#### Exercise prompt:
Only lines with the word "this" are needed; collect each of them from the listing below.
=-=-=
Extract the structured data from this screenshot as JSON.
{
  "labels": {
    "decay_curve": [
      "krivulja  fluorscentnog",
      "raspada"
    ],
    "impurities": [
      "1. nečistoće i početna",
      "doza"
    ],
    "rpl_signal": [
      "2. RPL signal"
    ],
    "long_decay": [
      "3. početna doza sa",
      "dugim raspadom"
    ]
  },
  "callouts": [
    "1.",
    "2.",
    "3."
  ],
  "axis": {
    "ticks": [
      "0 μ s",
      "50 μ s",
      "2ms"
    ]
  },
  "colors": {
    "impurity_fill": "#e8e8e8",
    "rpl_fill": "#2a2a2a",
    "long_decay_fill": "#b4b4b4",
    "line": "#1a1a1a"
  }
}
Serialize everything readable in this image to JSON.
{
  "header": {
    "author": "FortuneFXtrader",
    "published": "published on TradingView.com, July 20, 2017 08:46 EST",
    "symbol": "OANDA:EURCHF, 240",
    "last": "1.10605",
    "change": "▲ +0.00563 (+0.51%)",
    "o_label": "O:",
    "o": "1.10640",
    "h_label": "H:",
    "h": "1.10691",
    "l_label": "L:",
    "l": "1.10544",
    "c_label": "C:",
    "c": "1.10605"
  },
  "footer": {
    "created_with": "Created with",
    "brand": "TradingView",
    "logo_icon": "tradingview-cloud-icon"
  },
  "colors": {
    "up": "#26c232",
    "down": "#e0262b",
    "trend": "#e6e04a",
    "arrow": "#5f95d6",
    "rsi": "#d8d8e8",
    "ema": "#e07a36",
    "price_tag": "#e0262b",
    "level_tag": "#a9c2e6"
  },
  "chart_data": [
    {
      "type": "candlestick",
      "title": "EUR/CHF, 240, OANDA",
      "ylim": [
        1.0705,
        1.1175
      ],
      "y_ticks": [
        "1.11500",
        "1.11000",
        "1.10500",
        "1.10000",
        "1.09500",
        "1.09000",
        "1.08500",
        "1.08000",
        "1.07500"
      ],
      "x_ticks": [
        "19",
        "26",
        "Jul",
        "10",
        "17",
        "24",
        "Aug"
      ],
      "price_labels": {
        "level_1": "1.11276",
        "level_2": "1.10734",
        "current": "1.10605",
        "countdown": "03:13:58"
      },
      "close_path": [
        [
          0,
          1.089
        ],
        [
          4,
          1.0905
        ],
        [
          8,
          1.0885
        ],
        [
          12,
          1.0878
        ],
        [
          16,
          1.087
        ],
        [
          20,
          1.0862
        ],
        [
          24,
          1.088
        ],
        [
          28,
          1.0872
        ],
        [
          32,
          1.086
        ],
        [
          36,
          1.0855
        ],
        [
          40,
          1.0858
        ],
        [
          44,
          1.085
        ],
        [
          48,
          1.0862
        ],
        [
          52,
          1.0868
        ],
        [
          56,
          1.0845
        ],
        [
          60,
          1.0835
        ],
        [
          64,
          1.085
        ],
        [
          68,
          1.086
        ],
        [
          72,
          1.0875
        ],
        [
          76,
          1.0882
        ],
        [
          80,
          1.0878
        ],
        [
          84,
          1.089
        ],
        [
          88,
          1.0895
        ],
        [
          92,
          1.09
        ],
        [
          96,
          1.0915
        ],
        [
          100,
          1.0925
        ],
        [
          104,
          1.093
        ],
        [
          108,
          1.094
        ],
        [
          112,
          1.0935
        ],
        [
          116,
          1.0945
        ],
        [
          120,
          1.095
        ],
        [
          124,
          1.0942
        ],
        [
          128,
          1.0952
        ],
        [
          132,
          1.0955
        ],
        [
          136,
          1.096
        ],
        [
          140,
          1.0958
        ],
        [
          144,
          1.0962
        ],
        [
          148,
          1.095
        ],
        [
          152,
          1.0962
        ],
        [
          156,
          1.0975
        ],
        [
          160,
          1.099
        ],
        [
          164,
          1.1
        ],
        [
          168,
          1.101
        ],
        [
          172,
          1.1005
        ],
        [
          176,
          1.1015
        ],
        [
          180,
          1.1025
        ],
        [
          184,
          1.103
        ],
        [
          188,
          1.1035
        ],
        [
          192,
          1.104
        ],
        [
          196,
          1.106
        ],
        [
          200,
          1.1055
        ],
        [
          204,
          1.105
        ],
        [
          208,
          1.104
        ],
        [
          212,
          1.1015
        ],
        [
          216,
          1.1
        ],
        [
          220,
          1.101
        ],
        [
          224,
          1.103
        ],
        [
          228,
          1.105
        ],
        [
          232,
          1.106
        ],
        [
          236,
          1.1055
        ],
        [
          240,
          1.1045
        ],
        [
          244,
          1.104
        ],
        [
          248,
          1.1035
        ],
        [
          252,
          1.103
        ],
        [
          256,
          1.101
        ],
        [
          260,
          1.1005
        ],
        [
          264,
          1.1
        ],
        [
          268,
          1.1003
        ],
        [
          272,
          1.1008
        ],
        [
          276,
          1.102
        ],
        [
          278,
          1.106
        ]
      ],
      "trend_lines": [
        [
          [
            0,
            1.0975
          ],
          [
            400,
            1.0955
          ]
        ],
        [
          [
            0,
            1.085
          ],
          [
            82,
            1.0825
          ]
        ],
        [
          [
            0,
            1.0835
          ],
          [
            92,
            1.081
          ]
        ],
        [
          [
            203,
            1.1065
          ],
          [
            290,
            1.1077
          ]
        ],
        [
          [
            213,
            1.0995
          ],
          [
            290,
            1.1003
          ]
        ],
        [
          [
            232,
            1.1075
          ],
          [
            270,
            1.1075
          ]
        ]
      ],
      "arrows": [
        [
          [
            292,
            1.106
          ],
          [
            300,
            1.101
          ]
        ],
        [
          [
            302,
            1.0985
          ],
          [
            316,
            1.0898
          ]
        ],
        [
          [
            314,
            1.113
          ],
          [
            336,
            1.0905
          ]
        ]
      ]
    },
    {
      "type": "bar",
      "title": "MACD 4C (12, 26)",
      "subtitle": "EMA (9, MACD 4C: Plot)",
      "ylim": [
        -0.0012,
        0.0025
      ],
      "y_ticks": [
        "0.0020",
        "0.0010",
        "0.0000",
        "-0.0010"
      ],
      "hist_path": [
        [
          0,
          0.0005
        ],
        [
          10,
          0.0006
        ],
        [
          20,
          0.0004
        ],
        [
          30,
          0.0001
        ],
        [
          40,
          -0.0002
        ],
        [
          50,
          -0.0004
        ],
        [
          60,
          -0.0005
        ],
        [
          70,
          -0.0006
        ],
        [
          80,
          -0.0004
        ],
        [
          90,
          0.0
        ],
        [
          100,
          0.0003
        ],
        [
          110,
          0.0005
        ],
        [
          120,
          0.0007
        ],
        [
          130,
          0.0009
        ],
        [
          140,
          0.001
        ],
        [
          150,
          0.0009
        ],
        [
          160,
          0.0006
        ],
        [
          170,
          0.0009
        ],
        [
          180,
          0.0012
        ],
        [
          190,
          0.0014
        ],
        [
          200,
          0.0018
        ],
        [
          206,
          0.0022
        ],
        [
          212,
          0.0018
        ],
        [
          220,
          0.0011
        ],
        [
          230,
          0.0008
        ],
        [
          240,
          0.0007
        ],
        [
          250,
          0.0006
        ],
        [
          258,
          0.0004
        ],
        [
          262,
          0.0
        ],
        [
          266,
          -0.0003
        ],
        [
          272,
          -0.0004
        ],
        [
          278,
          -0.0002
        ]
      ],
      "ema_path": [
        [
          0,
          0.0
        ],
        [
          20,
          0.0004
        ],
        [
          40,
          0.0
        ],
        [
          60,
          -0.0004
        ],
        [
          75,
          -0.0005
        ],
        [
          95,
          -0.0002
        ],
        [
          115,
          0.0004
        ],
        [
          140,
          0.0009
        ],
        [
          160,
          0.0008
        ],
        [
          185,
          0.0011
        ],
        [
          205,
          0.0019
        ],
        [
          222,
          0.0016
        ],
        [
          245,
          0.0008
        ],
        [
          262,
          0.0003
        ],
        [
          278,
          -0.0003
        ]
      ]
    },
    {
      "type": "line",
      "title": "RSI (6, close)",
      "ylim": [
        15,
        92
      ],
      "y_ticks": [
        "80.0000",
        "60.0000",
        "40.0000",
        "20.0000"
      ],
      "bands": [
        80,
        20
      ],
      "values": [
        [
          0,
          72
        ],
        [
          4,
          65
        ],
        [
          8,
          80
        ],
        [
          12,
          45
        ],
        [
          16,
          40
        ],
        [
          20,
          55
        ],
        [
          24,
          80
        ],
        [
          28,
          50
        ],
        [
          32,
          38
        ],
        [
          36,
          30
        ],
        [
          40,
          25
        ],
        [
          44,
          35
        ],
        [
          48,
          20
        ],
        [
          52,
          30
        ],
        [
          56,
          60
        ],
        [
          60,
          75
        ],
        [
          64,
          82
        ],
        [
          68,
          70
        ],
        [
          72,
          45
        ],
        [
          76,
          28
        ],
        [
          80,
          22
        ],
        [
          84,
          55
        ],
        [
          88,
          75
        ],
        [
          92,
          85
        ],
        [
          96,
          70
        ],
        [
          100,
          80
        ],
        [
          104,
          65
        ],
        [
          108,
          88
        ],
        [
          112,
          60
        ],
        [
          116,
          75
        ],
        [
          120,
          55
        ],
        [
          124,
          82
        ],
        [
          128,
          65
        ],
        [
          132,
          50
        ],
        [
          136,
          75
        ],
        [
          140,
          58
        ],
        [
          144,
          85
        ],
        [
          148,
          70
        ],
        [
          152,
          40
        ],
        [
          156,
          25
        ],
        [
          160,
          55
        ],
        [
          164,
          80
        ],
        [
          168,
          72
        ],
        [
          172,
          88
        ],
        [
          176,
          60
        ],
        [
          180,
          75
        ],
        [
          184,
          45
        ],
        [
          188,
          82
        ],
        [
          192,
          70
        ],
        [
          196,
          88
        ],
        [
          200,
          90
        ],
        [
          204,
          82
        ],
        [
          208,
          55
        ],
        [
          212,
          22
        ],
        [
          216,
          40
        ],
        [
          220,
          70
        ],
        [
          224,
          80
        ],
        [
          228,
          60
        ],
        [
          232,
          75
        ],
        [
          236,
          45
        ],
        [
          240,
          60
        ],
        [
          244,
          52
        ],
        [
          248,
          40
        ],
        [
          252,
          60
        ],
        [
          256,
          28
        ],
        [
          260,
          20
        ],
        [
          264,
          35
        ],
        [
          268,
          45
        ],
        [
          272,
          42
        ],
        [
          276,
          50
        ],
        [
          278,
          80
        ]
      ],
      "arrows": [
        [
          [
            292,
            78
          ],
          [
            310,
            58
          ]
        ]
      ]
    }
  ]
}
=-=-=
#### Output:
Extract the structured data from this screenshot as JSON.
Serialize everything readable in this image to JSON.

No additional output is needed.